▶ Dataset records
[START]

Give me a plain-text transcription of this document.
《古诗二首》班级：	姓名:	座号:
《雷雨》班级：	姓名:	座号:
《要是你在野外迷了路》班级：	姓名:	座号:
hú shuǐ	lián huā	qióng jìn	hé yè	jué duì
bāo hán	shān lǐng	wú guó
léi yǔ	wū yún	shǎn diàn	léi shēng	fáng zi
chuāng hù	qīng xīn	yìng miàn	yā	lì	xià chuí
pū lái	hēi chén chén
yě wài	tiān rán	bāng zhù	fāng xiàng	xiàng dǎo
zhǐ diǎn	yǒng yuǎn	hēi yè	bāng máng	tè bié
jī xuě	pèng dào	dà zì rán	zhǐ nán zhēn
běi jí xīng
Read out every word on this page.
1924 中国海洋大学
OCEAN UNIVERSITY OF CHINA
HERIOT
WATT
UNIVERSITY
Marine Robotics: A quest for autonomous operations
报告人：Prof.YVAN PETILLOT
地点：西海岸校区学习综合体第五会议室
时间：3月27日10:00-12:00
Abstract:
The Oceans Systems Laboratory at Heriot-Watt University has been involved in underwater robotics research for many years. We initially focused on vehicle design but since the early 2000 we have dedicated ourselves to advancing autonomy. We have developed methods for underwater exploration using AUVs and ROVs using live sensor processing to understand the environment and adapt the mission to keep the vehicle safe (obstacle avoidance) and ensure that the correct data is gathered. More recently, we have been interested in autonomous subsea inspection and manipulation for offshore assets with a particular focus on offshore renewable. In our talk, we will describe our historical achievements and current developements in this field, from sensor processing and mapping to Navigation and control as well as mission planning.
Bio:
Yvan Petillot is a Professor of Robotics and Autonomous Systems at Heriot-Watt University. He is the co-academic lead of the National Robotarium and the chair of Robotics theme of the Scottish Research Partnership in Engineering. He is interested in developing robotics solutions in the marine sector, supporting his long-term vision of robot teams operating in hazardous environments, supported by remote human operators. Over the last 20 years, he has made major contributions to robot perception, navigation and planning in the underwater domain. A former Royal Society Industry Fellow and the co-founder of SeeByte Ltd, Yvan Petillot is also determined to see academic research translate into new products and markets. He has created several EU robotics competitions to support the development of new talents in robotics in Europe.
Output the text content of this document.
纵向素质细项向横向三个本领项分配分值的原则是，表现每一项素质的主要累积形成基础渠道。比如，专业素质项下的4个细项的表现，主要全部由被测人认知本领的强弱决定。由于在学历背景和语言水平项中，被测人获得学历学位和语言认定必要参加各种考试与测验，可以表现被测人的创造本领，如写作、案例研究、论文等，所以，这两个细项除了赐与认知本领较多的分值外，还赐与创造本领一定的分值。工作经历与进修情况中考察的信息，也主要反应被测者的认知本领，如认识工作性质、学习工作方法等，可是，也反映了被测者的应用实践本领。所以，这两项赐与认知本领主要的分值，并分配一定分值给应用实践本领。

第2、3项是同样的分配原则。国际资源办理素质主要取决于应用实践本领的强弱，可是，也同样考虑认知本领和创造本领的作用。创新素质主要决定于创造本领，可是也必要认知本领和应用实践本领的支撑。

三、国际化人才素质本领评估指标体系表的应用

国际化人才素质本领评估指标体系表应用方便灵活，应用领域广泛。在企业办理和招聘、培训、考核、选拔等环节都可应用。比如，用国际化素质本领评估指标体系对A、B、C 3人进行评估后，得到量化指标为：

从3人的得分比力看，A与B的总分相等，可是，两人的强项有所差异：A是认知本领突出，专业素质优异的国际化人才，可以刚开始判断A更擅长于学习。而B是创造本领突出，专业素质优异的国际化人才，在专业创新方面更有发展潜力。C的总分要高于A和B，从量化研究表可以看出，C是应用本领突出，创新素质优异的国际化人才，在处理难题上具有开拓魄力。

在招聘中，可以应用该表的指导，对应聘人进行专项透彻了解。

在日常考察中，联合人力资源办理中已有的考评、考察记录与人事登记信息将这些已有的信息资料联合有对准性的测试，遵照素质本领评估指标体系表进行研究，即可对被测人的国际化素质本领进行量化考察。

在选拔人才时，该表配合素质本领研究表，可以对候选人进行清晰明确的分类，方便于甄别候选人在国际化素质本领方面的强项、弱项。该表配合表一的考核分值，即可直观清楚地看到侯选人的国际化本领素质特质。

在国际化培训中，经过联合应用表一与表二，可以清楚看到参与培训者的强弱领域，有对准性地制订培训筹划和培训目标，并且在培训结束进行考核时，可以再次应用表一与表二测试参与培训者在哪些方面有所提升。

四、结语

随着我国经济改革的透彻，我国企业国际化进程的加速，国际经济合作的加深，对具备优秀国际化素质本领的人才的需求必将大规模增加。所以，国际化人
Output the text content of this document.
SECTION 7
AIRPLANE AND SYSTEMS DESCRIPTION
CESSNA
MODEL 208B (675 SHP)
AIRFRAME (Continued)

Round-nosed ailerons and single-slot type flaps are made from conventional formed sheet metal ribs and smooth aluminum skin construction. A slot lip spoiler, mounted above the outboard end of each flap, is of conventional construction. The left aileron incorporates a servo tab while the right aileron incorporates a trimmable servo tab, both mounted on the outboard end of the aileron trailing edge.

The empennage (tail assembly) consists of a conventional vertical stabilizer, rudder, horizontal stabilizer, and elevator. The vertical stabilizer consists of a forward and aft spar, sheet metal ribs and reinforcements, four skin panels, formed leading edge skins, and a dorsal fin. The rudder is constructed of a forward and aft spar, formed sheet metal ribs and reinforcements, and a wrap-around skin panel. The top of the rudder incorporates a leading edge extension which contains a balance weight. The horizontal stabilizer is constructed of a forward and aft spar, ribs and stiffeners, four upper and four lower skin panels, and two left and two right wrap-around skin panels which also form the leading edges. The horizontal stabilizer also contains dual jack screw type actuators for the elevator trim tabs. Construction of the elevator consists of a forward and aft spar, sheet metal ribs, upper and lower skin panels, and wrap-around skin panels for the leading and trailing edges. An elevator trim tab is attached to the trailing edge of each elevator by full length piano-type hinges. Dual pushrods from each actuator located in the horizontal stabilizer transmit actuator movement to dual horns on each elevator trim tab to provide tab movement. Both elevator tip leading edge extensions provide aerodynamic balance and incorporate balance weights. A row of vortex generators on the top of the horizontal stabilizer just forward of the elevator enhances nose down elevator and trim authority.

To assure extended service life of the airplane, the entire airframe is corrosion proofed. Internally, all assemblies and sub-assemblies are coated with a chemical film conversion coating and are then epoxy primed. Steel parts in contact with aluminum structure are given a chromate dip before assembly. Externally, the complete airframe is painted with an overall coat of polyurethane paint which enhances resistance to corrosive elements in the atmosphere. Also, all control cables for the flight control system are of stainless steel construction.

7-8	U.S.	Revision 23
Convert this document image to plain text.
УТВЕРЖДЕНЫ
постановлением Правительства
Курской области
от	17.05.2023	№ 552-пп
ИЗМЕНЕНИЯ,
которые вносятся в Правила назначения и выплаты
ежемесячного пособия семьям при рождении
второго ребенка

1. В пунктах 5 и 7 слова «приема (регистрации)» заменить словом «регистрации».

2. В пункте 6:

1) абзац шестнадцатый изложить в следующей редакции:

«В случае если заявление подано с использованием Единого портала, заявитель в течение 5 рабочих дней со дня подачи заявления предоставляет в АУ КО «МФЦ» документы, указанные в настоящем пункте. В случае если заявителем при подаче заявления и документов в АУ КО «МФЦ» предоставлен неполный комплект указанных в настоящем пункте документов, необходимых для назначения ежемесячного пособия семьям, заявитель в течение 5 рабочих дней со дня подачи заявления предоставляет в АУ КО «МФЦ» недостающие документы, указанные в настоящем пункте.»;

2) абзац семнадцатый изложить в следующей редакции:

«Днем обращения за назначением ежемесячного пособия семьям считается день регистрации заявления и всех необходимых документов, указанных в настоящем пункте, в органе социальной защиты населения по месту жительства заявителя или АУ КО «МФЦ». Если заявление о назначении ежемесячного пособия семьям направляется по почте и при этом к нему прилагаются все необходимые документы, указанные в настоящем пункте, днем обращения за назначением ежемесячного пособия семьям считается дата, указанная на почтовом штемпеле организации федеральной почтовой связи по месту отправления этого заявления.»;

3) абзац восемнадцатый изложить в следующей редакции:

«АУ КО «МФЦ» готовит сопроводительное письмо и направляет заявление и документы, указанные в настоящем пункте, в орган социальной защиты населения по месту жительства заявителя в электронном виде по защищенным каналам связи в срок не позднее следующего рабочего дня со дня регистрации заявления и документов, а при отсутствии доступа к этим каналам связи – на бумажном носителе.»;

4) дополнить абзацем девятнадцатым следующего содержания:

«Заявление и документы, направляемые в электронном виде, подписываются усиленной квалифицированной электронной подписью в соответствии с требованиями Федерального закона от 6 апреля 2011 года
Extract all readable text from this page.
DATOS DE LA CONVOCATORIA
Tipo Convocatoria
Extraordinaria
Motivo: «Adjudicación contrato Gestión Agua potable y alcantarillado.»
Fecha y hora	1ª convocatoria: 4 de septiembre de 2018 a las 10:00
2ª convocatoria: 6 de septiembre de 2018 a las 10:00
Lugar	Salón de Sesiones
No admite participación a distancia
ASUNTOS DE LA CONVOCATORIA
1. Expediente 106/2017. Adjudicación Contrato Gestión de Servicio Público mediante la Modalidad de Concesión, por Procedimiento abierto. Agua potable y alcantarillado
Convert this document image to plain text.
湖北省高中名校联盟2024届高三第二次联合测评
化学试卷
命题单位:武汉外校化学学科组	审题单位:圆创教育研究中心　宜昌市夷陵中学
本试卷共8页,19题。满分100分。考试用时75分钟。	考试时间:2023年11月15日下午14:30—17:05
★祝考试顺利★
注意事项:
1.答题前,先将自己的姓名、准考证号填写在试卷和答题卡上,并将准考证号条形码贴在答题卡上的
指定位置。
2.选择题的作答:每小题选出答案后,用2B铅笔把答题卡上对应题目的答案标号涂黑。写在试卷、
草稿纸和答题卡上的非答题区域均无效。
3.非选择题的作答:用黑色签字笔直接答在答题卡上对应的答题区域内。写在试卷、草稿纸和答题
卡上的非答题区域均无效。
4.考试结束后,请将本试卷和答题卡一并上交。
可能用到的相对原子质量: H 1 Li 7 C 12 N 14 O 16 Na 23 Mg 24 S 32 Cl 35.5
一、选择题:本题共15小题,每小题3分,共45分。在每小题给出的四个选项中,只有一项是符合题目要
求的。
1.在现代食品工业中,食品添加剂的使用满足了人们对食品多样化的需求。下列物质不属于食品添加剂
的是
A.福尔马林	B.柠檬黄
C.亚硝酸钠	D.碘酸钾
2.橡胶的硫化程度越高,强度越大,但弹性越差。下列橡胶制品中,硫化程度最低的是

[END]

▶ Written exercise
Copy each line from the records above that includes the string "this".

▶ Finished answer
Give me a plain-text transcription of this document.
Read out every word on this page.
The Oceans Systems Laboratory at Heriot-Watt University has been involved in underwater robotics research for many years. We initially focused on vehicle design but since the early 2000 we have dedicated ourselves to advancing autonomy. We have developed methods for underwater exploration using AUVs and ROVs using live sensor processing to understand the environment and adapt the mission to keep the vehicle safe (obstacle avoidance) and ensure that the correct data is gathered. More recently, we have been interested in autonomous subsea inspection and manipulation for offshore assets with a particular focus on offshore renewable. In our talk, we will describe our historical achievements and current developements in this field, from sensor processing and mapping to Navigation and control as well as mission planning.
Output the text content of this document.
Output the text content of this document.
Convert this document image to plain text.
Extract all readable text from this page.
Convert this document image to plain text.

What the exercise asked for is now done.